** start of GIVEN INFORMATION **

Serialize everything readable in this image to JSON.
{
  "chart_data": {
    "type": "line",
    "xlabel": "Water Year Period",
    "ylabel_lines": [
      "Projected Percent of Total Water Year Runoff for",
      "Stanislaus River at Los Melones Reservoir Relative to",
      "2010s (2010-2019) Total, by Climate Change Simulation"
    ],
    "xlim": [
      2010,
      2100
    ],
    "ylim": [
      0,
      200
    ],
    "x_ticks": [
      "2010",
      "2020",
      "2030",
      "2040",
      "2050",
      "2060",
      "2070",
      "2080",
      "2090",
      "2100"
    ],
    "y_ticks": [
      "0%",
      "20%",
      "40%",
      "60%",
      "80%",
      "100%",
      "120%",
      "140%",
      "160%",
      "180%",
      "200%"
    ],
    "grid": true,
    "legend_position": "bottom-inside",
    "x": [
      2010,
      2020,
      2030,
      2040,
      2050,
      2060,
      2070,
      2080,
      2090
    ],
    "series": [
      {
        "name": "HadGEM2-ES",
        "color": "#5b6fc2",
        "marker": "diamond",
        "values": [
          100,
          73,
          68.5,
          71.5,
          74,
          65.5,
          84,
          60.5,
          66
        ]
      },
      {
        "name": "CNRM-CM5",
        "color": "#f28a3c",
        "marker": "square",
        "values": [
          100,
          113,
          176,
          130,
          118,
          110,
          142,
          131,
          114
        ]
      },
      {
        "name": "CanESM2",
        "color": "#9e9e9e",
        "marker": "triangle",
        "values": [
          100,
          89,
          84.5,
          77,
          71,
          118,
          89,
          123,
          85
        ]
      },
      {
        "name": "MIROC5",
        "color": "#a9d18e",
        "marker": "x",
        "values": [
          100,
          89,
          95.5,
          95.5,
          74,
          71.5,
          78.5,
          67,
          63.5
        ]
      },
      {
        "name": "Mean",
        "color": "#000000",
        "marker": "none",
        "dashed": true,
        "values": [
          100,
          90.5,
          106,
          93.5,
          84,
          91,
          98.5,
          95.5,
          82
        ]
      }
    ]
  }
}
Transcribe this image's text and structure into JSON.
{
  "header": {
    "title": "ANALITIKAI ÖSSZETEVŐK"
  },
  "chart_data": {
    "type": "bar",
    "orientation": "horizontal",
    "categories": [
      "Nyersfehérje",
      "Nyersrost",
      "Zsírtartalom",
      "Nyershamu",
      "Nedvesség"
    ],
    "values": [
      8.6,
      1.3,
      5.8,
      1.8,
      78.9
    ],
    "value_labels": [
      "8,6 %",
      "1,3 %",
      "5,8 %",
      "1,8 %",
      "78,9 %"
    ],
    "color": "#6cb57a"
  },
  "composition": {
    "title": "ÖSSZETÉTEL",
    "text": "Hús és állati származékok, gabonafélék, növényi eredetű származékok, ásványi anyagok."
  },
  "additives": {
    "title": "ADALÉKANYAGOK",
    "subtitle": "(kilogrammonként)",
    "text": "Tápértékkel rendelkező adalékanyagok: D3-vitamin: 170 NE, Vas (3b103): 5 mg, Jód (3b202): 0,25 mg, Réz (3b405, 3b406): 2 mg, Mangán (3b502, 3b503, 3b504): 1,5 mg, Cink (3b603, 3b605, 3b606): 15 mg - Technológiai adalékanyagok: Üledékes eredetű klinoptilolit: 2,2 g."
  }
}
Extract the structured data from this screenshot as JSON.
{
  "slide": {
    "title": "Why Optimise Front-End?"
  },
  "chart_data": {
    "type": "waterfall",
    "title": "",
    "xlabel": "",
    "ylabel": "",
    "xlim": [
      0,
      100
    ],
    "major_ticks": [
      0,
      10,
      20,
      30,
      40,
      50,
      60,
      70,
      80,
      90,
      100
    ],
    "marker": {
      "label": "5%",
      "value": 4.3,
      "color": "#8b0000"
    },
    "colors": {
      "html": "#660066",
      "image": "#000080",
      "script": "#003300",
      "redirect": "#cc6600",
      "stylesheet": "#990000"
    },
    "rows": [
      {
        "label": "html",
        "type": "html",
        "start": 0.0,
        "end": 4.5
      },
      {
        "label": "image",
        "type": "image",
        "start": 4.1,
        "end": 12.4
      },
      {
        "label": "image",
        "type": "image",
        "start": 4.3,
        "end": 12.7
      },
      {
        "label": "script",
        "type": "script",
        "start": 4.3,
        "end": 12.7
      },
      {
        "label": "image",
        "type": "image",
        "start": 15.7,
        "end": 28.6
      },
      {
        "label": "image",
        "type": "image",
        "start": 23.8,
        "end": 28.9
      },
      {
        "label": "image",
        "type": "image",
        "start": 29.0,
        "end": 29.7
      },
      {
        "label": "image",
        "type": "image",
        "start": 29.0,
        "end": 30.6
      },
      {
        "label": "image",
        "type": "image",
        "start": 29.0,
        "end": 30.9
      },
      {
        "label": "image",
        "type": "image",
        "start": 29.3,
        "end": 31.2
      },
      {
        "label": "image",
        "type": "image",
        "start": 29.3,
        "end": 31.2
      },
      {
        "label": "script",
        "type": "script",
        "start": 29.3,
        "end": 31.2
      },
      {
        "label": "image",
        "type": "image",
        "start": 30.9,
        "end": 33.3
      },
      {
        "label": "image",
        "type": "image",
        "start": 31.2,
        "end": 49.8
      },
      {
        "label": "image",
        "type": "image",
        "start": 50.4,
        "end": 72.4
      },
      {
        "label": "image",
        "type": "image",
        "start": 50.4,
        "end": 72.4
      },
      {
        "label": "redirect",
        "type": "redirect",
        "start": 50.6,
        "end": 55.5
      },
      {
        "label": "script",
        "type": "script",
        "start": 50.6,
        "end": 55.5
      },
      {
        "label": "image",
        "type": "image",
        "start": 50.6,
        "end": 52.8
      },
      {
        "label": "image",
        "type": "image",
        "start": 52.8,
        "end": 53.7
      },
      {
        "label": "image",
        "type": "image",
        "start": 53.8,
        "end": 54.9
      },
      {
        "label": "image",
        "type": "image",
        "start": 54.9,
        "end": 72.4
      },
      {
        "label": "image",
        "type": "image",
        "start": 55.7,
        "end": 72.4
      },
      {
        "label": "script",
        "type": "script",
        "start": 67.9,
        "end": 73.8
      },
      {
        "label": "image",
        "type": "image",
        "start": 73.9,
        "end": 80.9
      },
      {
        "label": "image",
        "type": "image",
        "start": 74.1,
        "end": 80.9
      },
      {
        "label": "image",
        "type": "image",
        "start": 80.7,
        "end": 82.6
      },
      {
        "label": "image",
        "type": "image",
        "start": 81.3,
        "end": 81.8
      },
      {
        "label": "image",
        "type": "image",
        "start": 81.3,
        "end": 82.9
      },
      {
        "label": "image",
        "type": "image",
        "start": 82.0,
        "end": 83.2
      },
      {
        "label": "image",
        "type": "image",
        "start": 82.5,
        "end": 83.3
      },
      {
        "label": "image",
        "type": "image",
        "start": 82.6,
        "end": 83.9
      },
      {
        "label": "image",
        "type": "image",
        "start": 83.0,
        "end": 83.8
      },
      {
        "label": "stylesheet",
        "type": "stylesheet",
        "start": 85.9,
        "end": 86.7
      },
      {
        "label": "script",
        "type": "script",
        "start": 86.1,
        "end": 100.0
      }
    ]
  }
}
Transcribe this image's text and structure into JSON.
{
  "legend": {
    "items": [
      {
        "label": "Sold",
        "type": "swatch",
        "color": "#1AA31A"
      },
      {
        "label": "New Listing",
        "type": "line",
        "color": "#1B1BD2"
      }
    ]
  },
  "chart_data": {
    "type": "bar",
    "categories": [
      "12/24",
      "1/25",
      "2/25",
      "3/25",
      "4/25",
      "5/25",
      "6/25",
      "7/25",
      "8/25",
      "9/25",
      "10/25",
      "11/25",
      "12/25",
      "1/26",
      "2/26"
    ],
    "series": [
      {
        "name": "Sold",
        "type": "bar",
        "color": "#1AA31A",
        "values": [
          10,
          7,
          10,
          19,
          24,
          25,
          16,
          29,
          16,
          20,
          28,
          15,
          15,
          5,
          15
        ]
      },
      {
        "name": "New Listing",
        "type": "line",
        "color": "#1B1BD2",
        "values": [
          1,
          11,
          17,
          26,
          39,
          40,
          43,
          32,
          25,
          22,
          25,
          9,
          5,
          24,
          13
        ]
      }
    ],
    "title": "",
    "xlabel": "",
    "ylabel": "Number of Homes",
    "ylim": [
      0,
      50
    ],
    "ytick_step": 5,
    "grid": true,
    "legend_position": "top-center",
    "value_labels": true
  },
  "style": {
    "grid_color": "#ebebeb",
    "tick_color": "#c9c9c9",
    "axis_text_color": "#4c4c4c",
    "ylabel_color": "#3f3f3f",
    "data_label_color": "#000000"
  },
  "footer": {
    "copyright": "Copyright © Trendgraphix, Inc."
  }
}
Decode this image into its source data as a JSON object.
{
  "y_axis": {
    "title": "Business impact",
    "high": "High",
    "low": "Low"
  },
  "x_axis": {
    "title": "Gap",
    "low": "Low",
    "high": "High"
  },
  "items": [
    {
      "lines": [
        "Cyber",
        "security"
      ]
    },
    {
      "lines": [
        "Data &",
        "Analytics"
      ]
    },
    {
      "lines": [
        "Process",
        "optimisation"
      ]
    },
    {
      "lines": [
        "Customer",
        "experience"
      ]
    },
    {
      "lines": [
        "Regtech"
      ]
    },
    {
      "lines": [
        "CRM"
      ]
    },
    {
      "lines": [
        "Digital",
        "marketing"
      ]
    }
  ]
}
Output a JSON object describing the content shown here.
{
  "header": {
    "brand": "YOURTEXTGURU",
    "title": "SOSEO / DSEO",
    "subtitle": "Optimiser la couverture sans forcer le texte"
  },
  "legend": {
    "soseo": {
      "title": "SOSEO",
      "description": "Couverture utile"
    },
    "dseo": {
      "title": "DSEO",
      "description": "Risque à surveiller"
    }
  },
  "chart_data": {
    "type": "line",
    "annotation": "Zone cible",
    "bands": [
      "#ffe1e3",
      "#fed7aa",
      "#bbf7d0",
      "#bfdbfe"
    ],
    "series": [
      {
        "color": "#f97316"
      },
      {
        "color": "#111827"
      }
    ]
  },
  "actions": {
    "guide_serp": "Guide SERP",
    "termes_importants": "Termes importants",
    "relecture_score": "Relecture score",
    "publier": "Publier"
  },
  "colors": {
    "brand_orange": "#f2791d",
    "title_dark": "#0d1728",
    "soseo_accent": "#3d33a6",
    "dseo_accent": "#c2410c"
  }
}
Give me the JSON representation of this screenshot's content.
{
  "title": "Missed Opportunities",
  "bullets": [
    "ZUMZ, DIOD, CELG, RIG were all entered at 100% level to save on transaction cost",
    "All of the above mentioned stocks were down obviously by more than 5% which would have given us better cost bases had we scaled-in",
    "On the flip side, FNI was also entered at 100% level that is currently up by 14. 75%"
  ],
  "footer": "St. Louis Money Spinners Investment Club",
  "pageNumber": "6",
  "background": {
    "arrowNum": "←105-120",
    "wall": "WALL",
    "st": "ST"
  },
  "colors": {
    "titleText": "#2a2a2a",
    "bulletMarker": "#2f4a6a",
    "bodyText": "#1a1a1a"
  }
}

** end of GIVEN INFORMATION **

**EXERCISE TASK**
Look through the entries above; copy each line where the string "subtitle" appears.

**RESPONSE TO THIS EXERCISE**
    "subtitle": "(kilogrammonként)",
    "subtitle": "Optimiser la couverture sans forcer le texte"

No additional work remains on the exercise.